◆ TO DO:
Please write out the material that follows, exactly as it stands.

◆ SUPPLIED DATA:
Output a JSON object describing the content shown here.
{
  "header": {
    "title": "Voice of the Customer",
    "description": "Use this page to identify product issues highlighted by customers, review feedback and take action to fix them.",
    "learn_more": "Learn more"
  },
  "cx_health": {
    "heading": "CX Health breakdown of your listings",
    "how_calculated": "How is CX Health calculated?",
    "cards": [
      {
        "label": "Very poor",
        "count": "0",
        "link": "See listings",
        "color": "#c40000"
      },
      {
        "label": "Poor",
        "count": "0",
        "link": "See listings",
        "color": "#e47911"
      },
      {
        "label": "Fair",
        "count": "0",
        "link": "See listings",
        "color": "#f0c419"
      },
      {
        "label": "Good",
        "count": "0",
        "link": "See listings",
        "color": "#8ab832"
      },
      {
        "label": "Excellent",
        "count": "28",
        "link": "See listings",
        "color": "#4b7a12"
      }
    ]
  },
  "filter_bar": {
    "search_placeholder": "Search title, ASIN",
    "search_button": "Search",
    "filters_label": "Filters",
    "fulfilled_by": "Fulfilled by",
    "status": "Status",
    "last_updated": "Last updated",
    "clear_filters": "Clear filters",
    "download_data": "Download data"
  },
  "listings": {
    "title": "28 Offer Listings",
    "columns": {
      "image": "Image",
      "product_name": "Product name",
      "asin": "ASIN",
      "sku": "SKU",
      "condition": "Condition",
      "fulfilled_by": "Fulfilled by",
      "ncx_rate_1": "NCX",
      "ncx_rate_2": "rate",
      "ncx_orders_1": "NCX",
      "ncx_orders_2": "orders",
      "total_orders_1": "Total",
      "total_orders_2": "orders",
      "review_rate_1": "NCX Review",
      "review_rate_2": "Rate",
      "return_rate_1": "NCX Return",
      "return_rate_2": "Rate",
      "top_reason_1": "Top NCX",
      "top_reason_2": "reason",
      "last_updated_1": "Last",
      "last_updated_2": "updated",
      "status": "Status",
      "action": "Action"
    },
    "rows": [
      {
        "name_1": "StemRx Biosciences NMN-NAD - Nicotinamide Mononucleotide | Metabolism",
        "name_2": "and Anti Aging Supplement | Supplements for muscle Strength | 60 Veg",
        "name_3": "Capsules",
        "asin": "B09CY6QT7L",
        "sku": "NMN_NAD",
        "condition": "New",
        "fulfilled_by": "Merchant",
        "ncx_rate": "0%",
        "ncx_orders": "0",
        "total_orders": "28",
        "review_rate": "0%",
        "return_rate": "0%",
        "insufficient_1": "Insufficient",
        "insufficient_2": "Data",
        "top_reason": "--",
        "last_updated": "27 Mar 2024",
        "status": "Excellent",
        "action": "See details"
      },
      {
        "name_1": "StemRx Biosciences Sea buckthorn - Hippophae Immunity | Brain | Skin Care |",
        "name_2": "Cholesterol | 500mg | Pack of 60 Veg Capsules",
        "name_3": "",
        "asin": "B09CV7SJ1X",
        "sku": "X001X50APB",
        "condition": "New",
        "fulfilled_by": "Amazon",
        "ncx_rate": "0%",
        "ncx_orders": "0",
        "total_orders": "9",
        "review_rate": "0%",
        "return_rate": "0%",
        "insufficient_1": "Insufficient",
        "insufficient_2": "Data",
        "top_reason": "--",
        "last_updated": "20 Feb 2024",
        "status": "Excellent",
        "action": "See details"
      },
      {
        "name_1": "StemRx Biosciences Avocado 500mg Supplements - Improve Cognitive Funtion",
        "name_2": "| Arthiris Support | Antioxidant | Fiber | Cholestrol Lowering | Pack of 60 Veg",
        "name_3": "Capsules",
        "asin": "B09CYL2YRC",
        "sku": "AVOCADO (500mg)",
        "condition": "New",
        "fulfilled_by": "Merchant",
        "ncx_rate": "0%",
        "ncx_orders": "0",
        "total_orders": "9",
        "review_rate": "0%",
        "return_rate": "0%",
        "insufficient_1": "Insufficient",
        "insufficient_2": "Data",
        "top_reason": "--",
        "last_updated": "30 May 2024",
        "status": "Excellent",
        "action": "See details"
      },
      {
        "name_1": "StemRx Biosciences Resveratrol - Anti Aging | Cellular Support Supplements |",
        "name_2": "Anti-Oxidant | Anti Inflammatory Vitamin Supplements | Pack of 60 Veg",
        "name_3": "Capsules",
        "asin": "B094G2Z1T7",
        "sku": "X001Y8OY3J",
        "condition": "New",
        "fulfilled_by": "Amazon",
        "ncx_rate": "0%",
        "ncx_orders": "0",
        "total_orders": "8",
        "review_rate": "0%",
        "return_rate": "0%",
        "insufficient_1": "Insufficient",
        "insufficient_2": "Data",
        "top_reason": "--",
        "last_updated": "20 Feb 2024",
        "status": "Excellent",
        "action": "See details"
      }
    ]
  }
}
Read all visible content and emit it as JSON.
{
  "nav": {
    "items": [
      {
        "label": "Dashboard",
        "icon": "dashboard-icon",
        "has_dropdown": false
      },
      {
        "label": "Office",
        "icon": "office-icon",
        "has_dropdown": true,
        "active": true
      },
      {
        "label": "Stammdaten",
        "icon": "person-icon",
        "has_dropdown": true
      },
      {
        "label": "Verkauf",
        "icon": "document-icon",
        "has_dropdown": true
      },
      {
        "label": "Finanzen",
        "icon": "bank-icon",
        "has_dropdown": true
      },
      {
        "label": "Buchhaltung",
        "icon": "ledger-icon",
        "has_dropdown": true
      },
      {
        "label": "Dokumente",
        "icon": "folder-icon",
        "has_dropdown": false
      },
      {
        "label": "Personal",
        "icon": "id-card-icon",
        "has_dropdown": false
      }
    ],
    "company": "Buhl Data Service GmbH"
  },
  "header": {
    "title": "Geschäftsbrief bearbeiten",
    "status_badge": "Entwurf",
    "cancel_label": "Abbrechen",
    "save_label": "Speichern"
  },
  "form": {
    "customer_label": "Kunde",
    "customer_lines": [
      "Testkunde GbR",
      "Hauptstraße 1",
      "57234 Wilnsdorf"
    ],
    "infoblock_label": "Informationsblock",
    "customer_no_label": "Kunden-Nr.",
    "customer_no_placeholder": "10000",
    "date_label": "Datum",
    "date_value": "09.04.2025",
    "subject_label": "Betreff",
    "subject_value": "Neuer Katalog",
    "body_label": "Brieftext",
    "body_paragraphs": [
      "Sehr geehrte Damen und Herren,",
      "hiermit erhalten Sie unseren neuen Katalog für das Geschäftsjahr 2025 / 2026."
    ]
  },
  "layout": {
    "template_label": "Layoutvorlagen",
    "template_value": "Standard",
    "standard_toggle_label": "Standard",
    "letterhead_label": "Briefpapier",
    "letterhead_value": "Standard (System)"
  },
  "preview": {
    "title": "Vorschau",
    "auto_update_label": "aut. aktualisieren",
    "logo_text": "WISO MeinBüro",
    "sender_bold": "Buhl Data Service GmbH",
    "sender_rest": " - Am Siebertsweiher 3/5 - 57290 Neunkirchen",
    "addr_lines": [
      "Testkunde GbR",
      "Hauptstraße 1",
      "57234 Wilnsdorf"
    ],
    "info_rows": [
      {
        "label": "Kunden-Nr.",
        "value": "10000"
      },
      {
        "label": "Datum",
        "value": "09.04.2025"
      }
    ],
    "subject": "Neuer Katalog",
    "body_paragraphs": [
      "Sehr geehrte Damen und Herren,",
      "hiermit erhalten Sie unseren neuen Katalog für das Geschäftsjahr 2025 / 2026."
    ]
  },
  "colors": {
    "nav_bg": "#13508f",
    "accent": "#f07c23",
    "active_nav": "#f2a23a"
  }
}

◆ THE ANSWER:
Output a JSON object describing the content shown here.
{
  "header": {
    "title": "Voice of the Customer",
    "description": "Use this page to identify product issues highlighted by customers, review feedback and take action to fix them.",
    "learn_more": "Learn more"
  },
  "cx_health": {
    "heading": "CX Health breakdown of your listings",
    "how_calculated": "How is CX Health calculated?",
    "cards": [
      {
        "label": "Very poor",
        "count": "0",
        "link": "See listings",
        "color": "#c40000"
      },
      {
        "label": "Poor",
        "count": "0",
        "link": "See listings",
        "color": "#e47911"
      },
      {
        "label": "Fair",
        "count": "0",
        "link": "See listings",
        "color": "#f0c419"
      },
      {
        "label": "Good",
        "count": "0",
        "link": "See listings",
        "color": "#8ab832"
      },
      {
        "label": "Excellent",
        "count": "28",
        "link": "See listings",
        "color": "#4b7a12"
      }
    ]
  },
  "filter_bar": {
    "search_placeholder": "Search title, ASIN",
    "search_button": "Search",
    "filters_label": "Filters",
    "fulfilled_by": "Fulfilled by",
    "status": "Status",
    "last_updated": "Last updated",
    "clear_filters": "Clear filters",
    "download_data": "Download data"
  },
  "listings": {
    "title": "28 Offer Listings",
    "columns": {
      "image": "Image",
      "product_name": "Product name",
      "asin": "ASIN",
      "sku": "SKU",
      "condition": "Condition",
      "fulfilled_by": "Fulfilled by",
      "ncx_rate_1": "NCX",
      "ncx_rate_2": "rate",
      "ncx_orders_1": "NCX",
      "ncx_orders_2": "orders",
      "total_orders_1": "Total",
      "total_orders_2": "orders",
      "review_rate_1": "NCX Review",
      "review_rate_2": "Rate",
      "return_rate_1": "NCX Return",
      "return_rate_2": "Rate",
      "top_reason_1": "Top NCX",
      "top_reason_2": "reason",
      "last_updated_1": "Last",
      "last_updated_2": "updated",
      "status": "Status",
      "action": "Action"
    },
    "rows": [
      {
        "name_1": "StemRx Biosciences NMN-NAD - Nicotinamide Mononucleotide | Metabolism",
        "name_2": "and Anti Aging Supplement | Supplements for muscle Strength | 60 Veg",
        "name_3": "Capsules",
        "asin": "B09CY6QT7L",
        "sku": "NMN_NAD",
        "condition": "New",
        "fulfilled_by": "Merchant",
        "ncx_rate": "0%",
        "ncx_orders": "0",
        "total_orders": "28",
        "review_rate": "0%",
        "return_rate": "0%",
        "insufficient_1": "Insufficient",
        "insufficient_2": "Data",
        "top_reason": "--",
        "last_updated": "27 Mar 2024",
        "status": "Excellent",
        "action": "See details"
      },
      {
        "name_1": "StemRx Biosciences Sea buckthorn - Hippophae Immunity | Brain | Skin Care |",
        "name_2": "Cholesterol | 500mg | Pack of 60 Veg Capsules",
        "name_3": "",
        "asin": "B09CV7SJ1X",
        "sku": "X001X50APB",
        "condition": "New",
        "fulfilled_by": "Amazon",
        "ncx_rate": "0%",
        "ncx_orders": "0",
        "total_orders": "9",
        "review_rate": "0%",
        "return_rate": "0%",
        "insufficient_1": "Insufficient",
        "insufficient_2": "Data",
        "top_reason": "--",
        "last_updated": "20 Feb 2024",
        "status": "Excellent",
        "action": "See details"
      },
      {
        "name_1": "StemRx Biosciences Avocado 500mg Supplements - Improve Cognitive Funtion",
        "name_2": "| Arthiris Support | Antioxidant | Fiber | Cholestrol Lowering | Pack of 60 Veg",
        "name_3": "Capsules",
        "asin": "B09CYL2YRC",
        "sku": "AVOCADO (500mg)",
        "condition": "New",
        "fulfilled_by": "Merchant",
        "ncx_rate": "0%",
        "ncx_orders": "0",
        "total_orders": "9",
        "review_rate": "0%",
        "return_rate": "0%",
        "insufficient_1": "Insufficient",
        "insufficient_2": "Data",
        "top_reason": "--",
        "last_updated": "30 May 2024",
        "status": "Excellent",
        "action": "See details"
      },
      {
        "name_1": "StemRx Biosciences Resveratrol - Anti Aging | Cellular Support Supplements |",
        "name_2": "Anti-Oxidant | Anti Inflammatory Vitamin Supplements | Pack of 60 Veg",
        "name_3": "Capsules",
        "asin": "B094G2Z1T7",
        "sku": "X001Y8OY3J",
        "condition": "New",
        "fulfilled_by": "Amazon",
        "ncx_rate": "0%",
        "ncx_orders": "0",
        "total_orders": "8",
        "review_rate": "0%",
        "return_rate": "0%",
        "insufficient_1": "Insufficient",
        "insufficient_2": "Data",
        "top_reason": "--",
        "last_updated": "20 Feb 2024",
        "status": "Excellent",
        "action": "See details"
      }
    ]
  }
}
Read all visible content and emit it as JSON.
{
  "nav": {
    "items": [
      {
        "label": "Dashboard",
        "icon": "dashboard-icon",
        "has_dropdown": false
      },
      {
        "label": "Office",
        "icon": "office-icon",
        "has_dropdown": true,
        "active": true
      },
      {
        "label": "Stammdaten",
        "icon": "person-icon",
        "has_dropdown": true
      },
      {
        "label": "Verkauf",
        "icon": "document-icon",
        "has_dropdown": true
      },
      {
        "label": "Finanzen",
        "icon": "bank-icon",
        "has_dropdown": true
      },
      {
        "label": "Buchhaltung",
        "icon": "ledger-icon",
        "has_dropdown": true
      },
      {
        "label": "Dokumente",
        "icon": "folder-icon",
        "has_dropdown": false
      },
      {
        "label": "Personal",
        "icon": "id-card-icon",
        "has_dropdown": false
      }
    ],
    "company": "Buhl Data Service GmbH"
  },
  "header": {
    "title": "Geschäftsbrief bearbeiten",
    "status_badge": "Entwurf",
    "cancel_label": "Abbrechen",
    "save_label": "Speichern"
  },
  "form": {
    "customer_label": "Kunde",
    "customer_lines": [
      "Testkunde GbR",
      "Hauptstraße 1",
      "57234 Wilnsdorf"
    ],
    "infoblock_label": "Informationsblock",
    "customer_no_label": "Kunden-Nr.",
    "customer_no_placeholder": "10000",
    "date_label": "Datum",
    "date_value": "09.04.2025",
    "subject_label": "Betreff",
    "subject_value": "Neuer Katalog",
    "body_label": "Brieftext",
    "body_paragraphs": [
      "Sehr geehrte Damen und Herren,",
      "hiermit erhalten Sie unseren neuen Katalog für das Geschäftsjahr 2025 / 2026."
    ]
  },
  "layout": {
    "template_label": "Layoutvorlagen",
    "template_value": "Standard",
    "standard_toggle_label": "Standard",
    "letterhead_label": "Briefpapier",
    "letterhead_value": "Standard (System)"
  },
  "preview": {
    "title": "Vorschau",
    "auto_update_label": "aut. aktualisieren",
    "logo_text": "WISO MeinBüro",
    "sender_bold": "Buhl Data Service GmbH",
    "sender_rest": " - Am Siebertsweiher 3/5 - 57290 Neunkirchen",
    "addr_lines": [
      "Testkunde GbR",
      "Hauptstraße 1",
      "57234 Wilnsdorf"
    ],
    "info_rows": [
      {
        "label": "Kunden-Nr.",
        "value": "10000"
      },
      {
        "label": "Datum",
        "value": "09.04.2025"
      }
    ],
    "subject": "Neuer Katalog",
    "body_paragraphs": [
      "Sehr geehrte Damen und Herren,",
      "hiermit erhalten Sie unseren neuen Katalog für das Geschäftsjahr 2025 / 2026."
    ]
  },
  "colors": {
    "nav_bg": "#13508f",
    "accent": "#f07c23",
    "active_nav": "#f2a23a"
  }
}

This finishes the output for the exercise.